**Requirements**:
Convert the lines into a Markdown table with the columns Number and Line, skipping any blank lines. Begin at the line that contains "data-point: [365, 248, 379, 262]" and stop after the line that contains "point-label: Monaghan: [215, 49, 278, 63]".

**Material for this exercise**:

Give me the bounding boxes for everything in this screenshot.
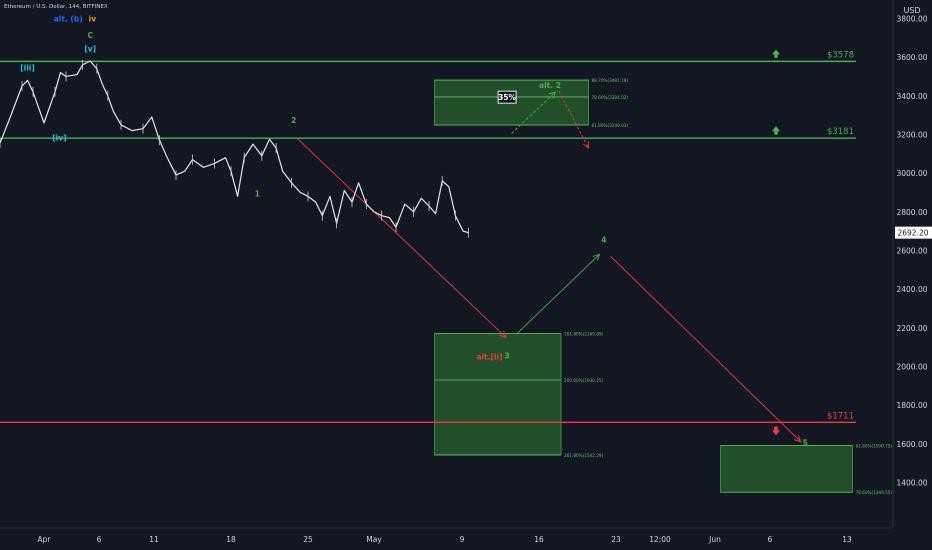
currency-label: USD [903, 6, 920, 15]
current-price-label: 2692.20 [897, 229, 928, 238]
projection-arrow-1 [516, 254, 600, 334]
fib-level-label: 61.80%(3249.03) [592, 123, 629, 128]
wave-label: 5 [803, 439, 808, 448]
y-tick-label: 2800.00 [896, 208, 927, 217]
x-tick-label: 6 [768, 535, 773, 544]
arrow-head [499, 330, 507, 339]
fib-zone-1 [434, 333, 562, 456]
wave-label: C [87, 31, 93, 40]
fib-level-label: 78.60%(1349.55) [856, 490, 893, 495]
up-arrow-icon [772, 126, 780, 135]
wave-label: 2 [291, 116, 296, 125]
fib-zones: 88.70%(3481.18) 78.60%(3394.02) 61.80%(324… [434, 78, 893, 495]
projection-arrows [296, 90, 802, 443]
x-tick-label: 23 [611, 535, 621, 544]
projection-arrow-3 [511, 91, 556, 134]
x-tick-label: Jun [708, 535, 721, 544]
symbol-title: Ethereum / U.S. Dollar, 144, BITFINEX [4, 4, 108, 10]
y-tick-label: 2200.00 [896, 324, 927, 333]
y-tick-label: 3200.00 [896, 130, 927, 139]
level-label: $1711 [827, 411, 854, 421]
probability-label: 35% [498, 93, 516, 102]
wave-label: alt.[ii] [476, 353, 502, 362]
y-tick-label: 1800.00 [896, 401, 927, 410]
y-tick-label: 1400.00 [896, 478, 927, 487]
x-tick-label: Apr [38, 535, 52, 544]
wave-label: alt. (b) [54, 14, 83, 23]
wave-label: 3 [504, 352, 509, 361]
y-tick-label: 1600.00 [896, 440, 927, 449]
wave-label: iv [89, 14, 97, 23]
wave-label: [iii] [20, 64, 35, 73]
arrow-head [582, 140, 589, 149]
fib-level-label: 78.60%(3394.02) [592, 95, 629, 100]
up-arrow-icon [772, 49, 780, 58]
arrow-head [548, 91, 557, 99]
price-line [0, 60, 469, 234]
y-tick-label: 3800.00 [896, 14, 927, 23]
x-tick-label: 11 [149, 535, 159, 544]
horizontal-levels: $3578 $3181 $1711 [0, 49, 856, 436]
price-axis-background [893, 0, 932, 550]
projection-arrow-2 [610, 255, 802, 443]
level-label: $3578 [827, 50, 854, 60]
projection-arrow-4 [558, 90, 589, 149]
projection-arrow-0 [296, 137, 507, 338]
y-tick-label: 3000.00 [896, 169, 927, 178]
y-tick-label: 3400.00 [896, 92, 927, 101]
wave-label: [iv] [52, 133, 66, 142]
price-series [0, 59, 470, 238]
y-tick-label: 2400.00 [896, 285, 927, 294]
x-tick-label: 18 [226, 535, 236, 544]
x-tick-label: 9 [460, 535, 465, 544]
wave-label: [v] [84, 44, 96, 53]
x-tick-label: 25 [303, 535, 313, 544]
fib-level-label: 261.80%(1542.29) [564, 453, 604, 458]
wave-label: 4 [601, 236, 606, 245]
wave-label: alt. 2 [539, 81, 561, 90]
wave-labels: 35% alt. (b) iv C [v] [iii] [iv] 1 2 alt. 2 alt.[i… [20, 14, 808, 447]
arrow-head [592, 253, 601, 262]
fib-level-label: 200.00%(1930.15) [564, 378, 604, 383]
fib-level-label: 88.70%(3481.18) [592, 78, 629, 83]
x-tick-label: 16 [534, 535, 544, 544]
wave-label: 1 [255, 189, 260, 198]
fib-level-label: 161.80%(2169.89) [564, 332, 604, 337]
arrow-head [794, 435, 802, 443]
current-price-badge [895, 226, 932, 239]
down-arrow-icon [772, 426, 780, 436]
fib-level-label: 61.80%(1590.75) [856, 444, 893, 449]
level-label: $3181 [827, 127, 854, 137]
y-tick-label: 2000.00 [896, 362, 927, 371]
probability-box [497, 90, 517, 104]
x-tick-label: 13 [842, 535, 852, 544]
fib-zone-2 [720, 445, 853, 493]
x-tick-label: 6 [97, 535, 102, 544]
y-tick-label: 3600.00 [896, 53, 927, 62]
x-tick-label: May [366, 535, 382, 544]
x-tick-label: 12:00 [649, 535, 671, 544]
y-tick-label: 2600.00 [896, 246, 927, 255]
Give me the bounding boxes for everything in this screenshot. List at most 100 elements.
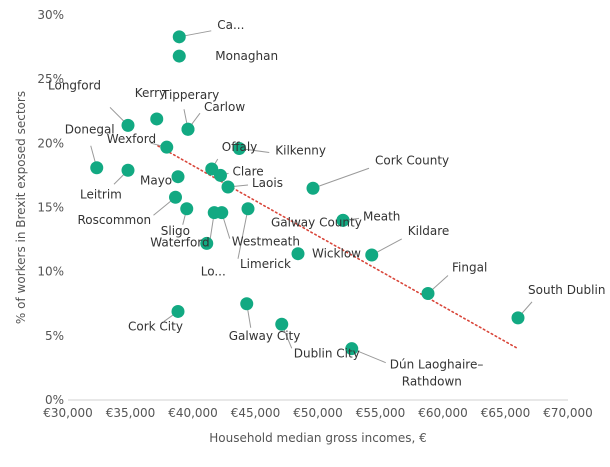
data-point: [365, 248, 379, 262]
point-label-line: Galway City: [229, 329, 301, 343]
point-label-line: South Dublin: [528, 283, 605, 297]
point-label-line: Cork County: [375, 153, 449, 167]
point-label-line: Dublin City: [294, 346, 360, 360]
point-label: Cork City: [128, 319, 183, 333]
point-label: Monaghan: [215, 49, 278, 63]
data-point: [160, 140, 174, 154]
data-point: [121, 118, 135, 132]
point-label: Fingal: [452, 260, 487, 274]
point-label-line: Clare: [233, 164, 264, 178]
point-label: Dublin City: [294, 346, 360, 360]
data-point: [200, 236, 214, 250]
point-labels: Ca... Monaghan Longford KerryTipperaryCarlo…: [48, 18, 605, 389]
data-point: [291, 247, 305, 261]
point-label: Kildare: [408, 224, 450, 238]
point-label: Westmeath: [232, 235, 300, 249]
data-point: [241, 202, 255, 216]
point-label-line: Limerick: [240, 257, 291, 271]
point-label: Clare: [233, 164, 264, 178]
point-label-line: Monaghan: [215, 49, 278, 63]
point-label-line: Sligo: [161, 224, 190, 238]
point-label: Ca...: [217, 18, 244, 32]
data-point: [240, 297, 254, 311]
point-label: Kilkenny: [275, 143, 326, 157]
point-label: South Dublin: [528, 283, 605, 297]
point-label: Galway County: [271, 215, 362, 229]
point-label-line: Kilkenny: [275, 143, 326, 157]
point-label: Leitrim: [80, 187, 122, 201]
data-point: [215, 206, 229, 220]
x-tick-label: €65,000: [481, 406, 531, 420]
point-label-line: Kildare: [408, 224, 450, 238]
point-label: Wexford: [107, 132, 156, 146]
data-point: [221, 180, 235, 194]
point-label: Kerry: [135, 86, 166, 100]
data-point: [421, 286, 435, 300]
point-label-line: Laois: [252, 176, 283, 190]
data-point: [171, 304, 185, 318]
data-points: [90, 30, 525, 356]
point-label-line: Rathdown: [402, 375, 462, 389]
point-label-line: Cork City: [128, 319, 183, 333]
data-point: [121, 163, 135, 177]
data-point: [172, 49, 186, 63]
x-tick-label: €30,000: [43, 406, 93, 420]
data-point: [275, 317, 289, 331]
point-label-line: Galway County: [271, 215, 362, 229]
data-point: [150, 112, 164, 126]
point-label-line: Longford: [48, 78, 101, 92]
x-tick-label: €55,000: [356, 406, 406, 420]
y-axis-title: % of workers in Brexit exposed sectors: [14, 91, 28, 324]
x-tick-label: €40,000: [168, 406, 218, 420]
data-point: [336, 213, 350, 227]
x-tick-labels: €30,000 €35,000 €40,000 €45,000 €50,000 €55,0…: [43, 406, 593, 420]
point-label: Cork County: [375, 153, 449, 167]
x-tick-label: €45,000: [231, 406, 281, 420]
data-point: [345, 342, 359, 356]
point-label-line: Westmeath: [232, 235, 300, 249]
point-label: Meath: [363, 209, 400, 223]
point-label: Lo...: [201, 264, 226, 278]
data-point: [169, 190, 182, 204]
point-label: Waterford: [150, 236, 209, 250]
x-tick-label: €35,000: [106, 406, 156, 420]
x-tick-label: €50,000: [293, 406, 343, 420]
point-label: Mayo: [140, 174, 172, 188]
data-point: [171, 170, 185, 184]
y-tick-label: 0%: [45, 393, 64, 407]
leader-line: [237, 208, 249, 259]
y-tick-label: 20%: [37, 136, 64, 150]
point-label: Dún Laoghaire– Rathdown: [390, 358, 484, 389]
y-tick-label: 10%: [37, 265, 64, 279]
y-tick-label: 30%: [37, 8, 64, 22]
point-label-line: Mayo: [140, 174, 172, 188]
data-point: [180, 202, 194, 216]
x-tick-label: €60,000: [418, 406, 468, 420]
point-label-line: Wexford: [107, 132, 156, 146]
x-tick-label: €70,000: [543, 406, 593, 420]
leader-line: [312, 167, 370, 189]
point-label-line: Ca...: [217, 18, 244, 32]
point-label-line: Meath: [363, 209, 400, 223]
point-label-line: Lo...: [201, 264, 226, 278]
point-label-line: Kerry: [135, 86, 166, 100]
data-point: [232, 141, 246, 155]
point-label: Roscommon: [78, 213, 152, 227]
point-label: Limerick: [240, 257, 291, 271]
point-label-line: Leitrim: [80, 187, 122, 201]
point-label-line: Carlow: [204, 100, 245, 114]
data-point: [90, 161, 104, 175]
point-label-line: Fingal: [452, 260, 487, 274]
point-label-line: Dún Laoghaire–: [390, 358, 484, 372]
point-label: Donegal: [65, 123, 115, 137]
point-label-line: Waterford: [150, 236, 209, 250]
data-point: [511, 311, 525, 325]
point-label-line: Wicklow: [312, 247, 361, 261]
data-point: [214, 168, 227, 182]
point-label: Tipperary: [161, 88, 219, 102]
point-label-line: Donegal: [65, 123, 115, 137]
point-label: Galway City: [229, 329, 301, 343]
y-tick-labels: 0% 5% 10% 15% 20% 25% 30%: [37, 8, 64, 407]
point-label-line: Offaly: [222, 140, 258, 154]
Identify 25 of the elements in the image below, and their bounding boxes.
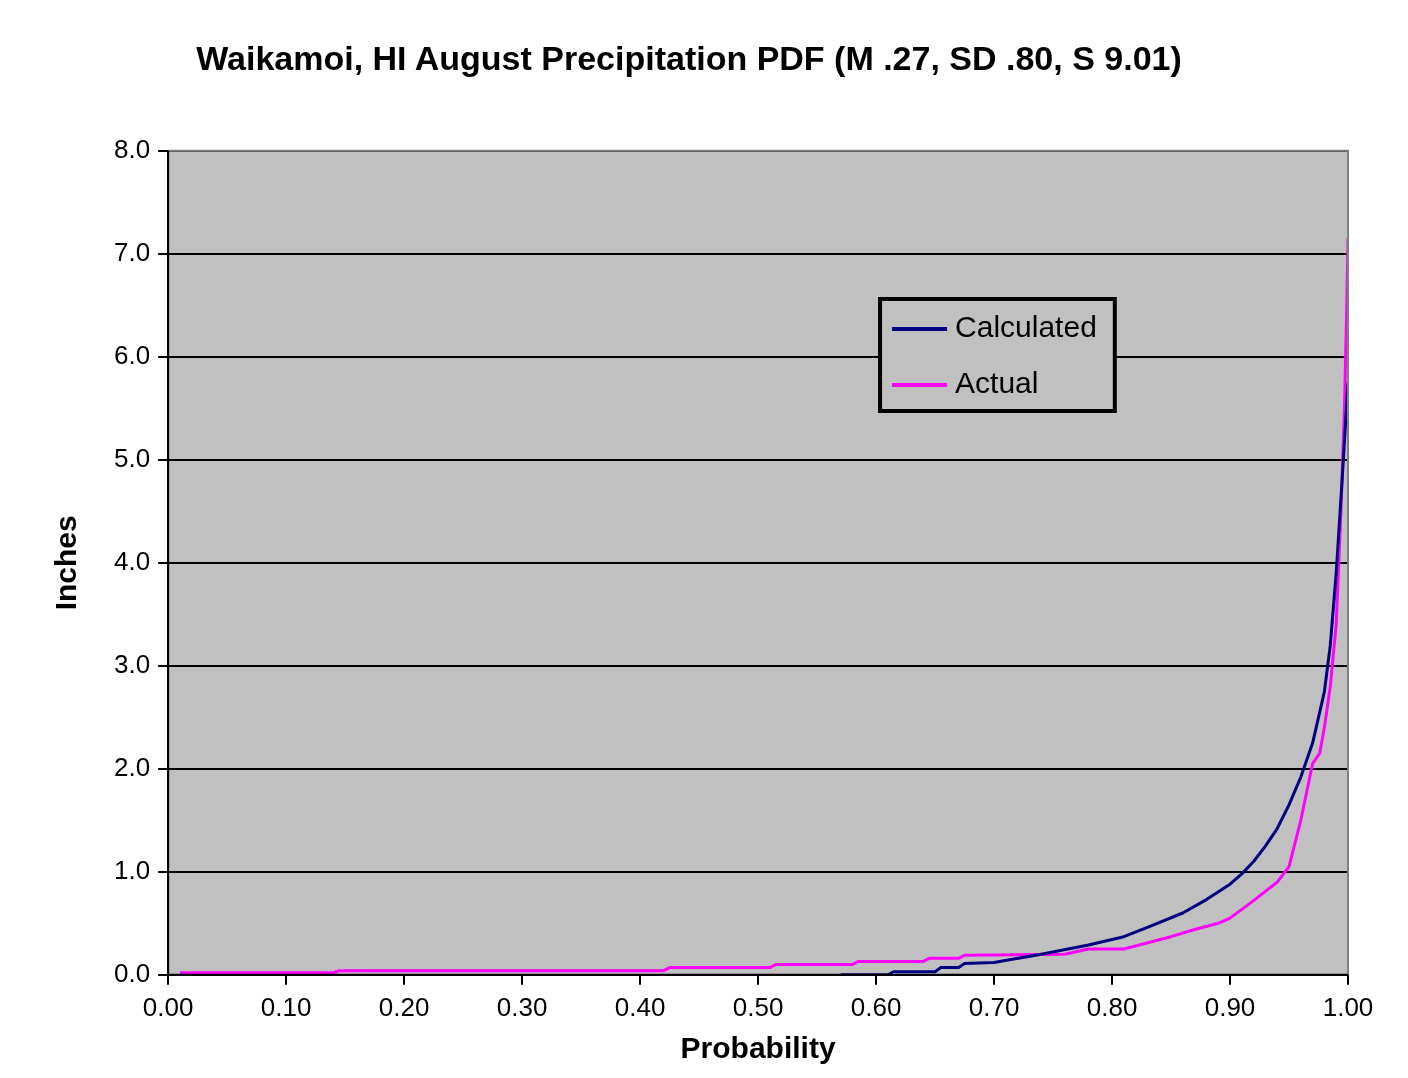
y-tick-label: 6.0 — [113, 339, 151, 370]
y-tick-label: 8.0 — [113, 133, 151, 164]
y-tick-label: 2.0 — [113, 751, 151, 782]
x-tick-label: 0.80 — [1086, 991, 1138, 1022]
x-tick-label: 0.40 — [614, 991, 666, 1022]
x-tick-label: 0.30 — [496, 991, 548, 1022]
x-axis-title: Probability — [680, 1031, 836, 1065]
chart-title: Waikamoi, HI August Precipitation PDF (M .27, SD .80, S 9.01) — [196, 38, 1182, 77]
y-tick-label: 7.0 — [113, 236, 151, 267]
y-tick-label: 1.0 — [113, 854, 151, 885]
x-tick-label: 1.00 — [1322, 991, 1374, 1022]
x-tick-label: 0.50 — [732, 991, 784, 1022]
legend-label: Actual — [955, 366, 1039, 400]
x-tick-label: 0.10 — [260, 991, 312, 1022]
x-tick-label: 0.70 — [968, 991, 1020, 1022]
x-tick-label: 0.60 — [850, 991, 902, 1022]
y-tick-label: 3.0 — [113, 648, 151, 679]
y-tick-label: 5.0 — [113, 442, 151, 473]
y-tick-label: 4.0 — [113, 545, 151, 576]
legend-label: Calculated — [955, 310, 1097, 344]
x-tick-label: 0.90 — [1204, 991, 1256, 1022]
x-tick-label: 0.20 — [378, 991, 430, 1022]
y-tick-label: 0.0 — [113, 957, 151, 988]
x-tick-label: 0.00 — [142, 991, 194, 1022]
y-axis-title: Inches — [49, 515, 83, 611]
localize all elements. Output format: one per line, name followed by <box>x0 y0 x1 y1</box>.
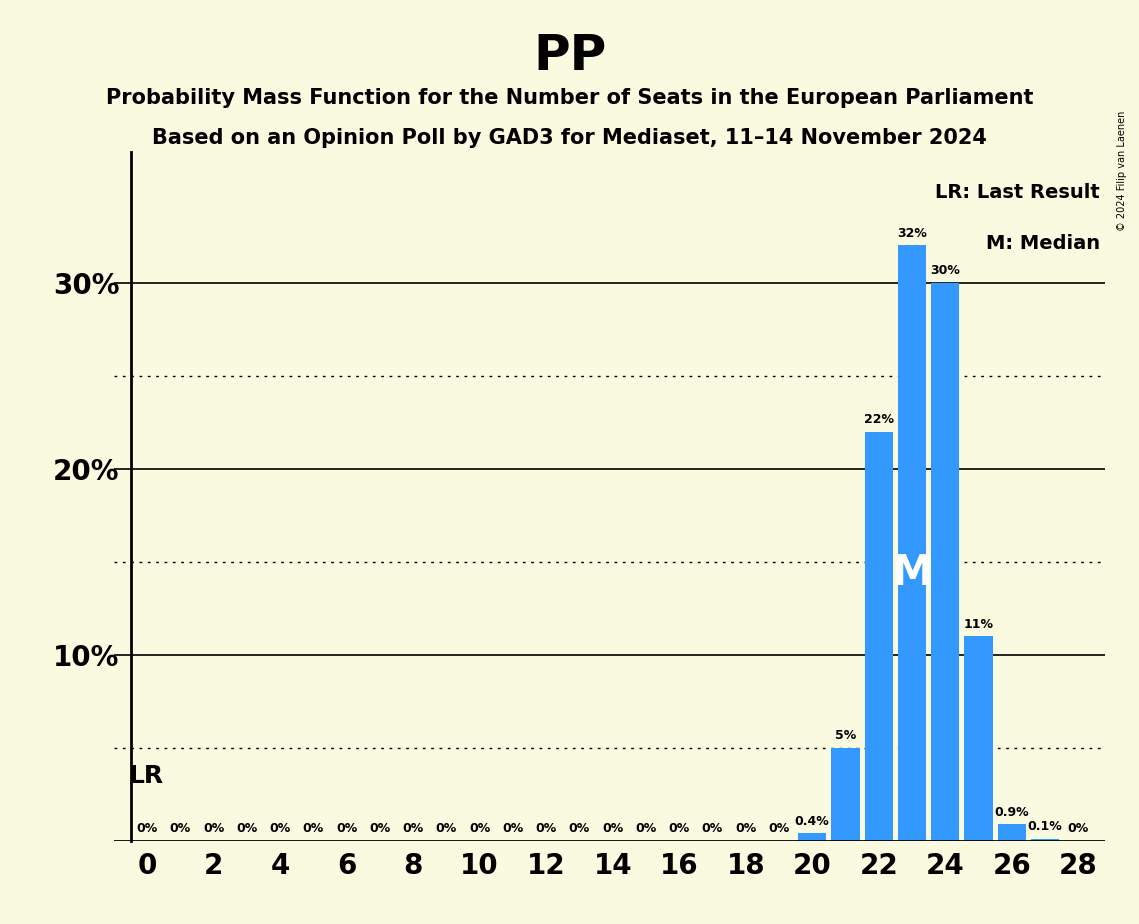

**Answer to this problem**:
| Number | Line |
|---|---|
| 1 | data-point: [365, 248, 379, 262] |
| 2 | point-label-line: Galway City: [229, 329, 301, 343] |
| 3 | point-label-line: South Dublin: [528, 283, 605, 297] |
| 4 | point-label-line: Cork County: [375, 153, 449, 167] |
| 5 | point-label-line: Dublin City: [294, 346, 360, 360] |
| 6 | point-label: Cork City: [128, 319, 183, 333] |
| 7 | point-label: Monaghan: [215, 49, 278, 63] |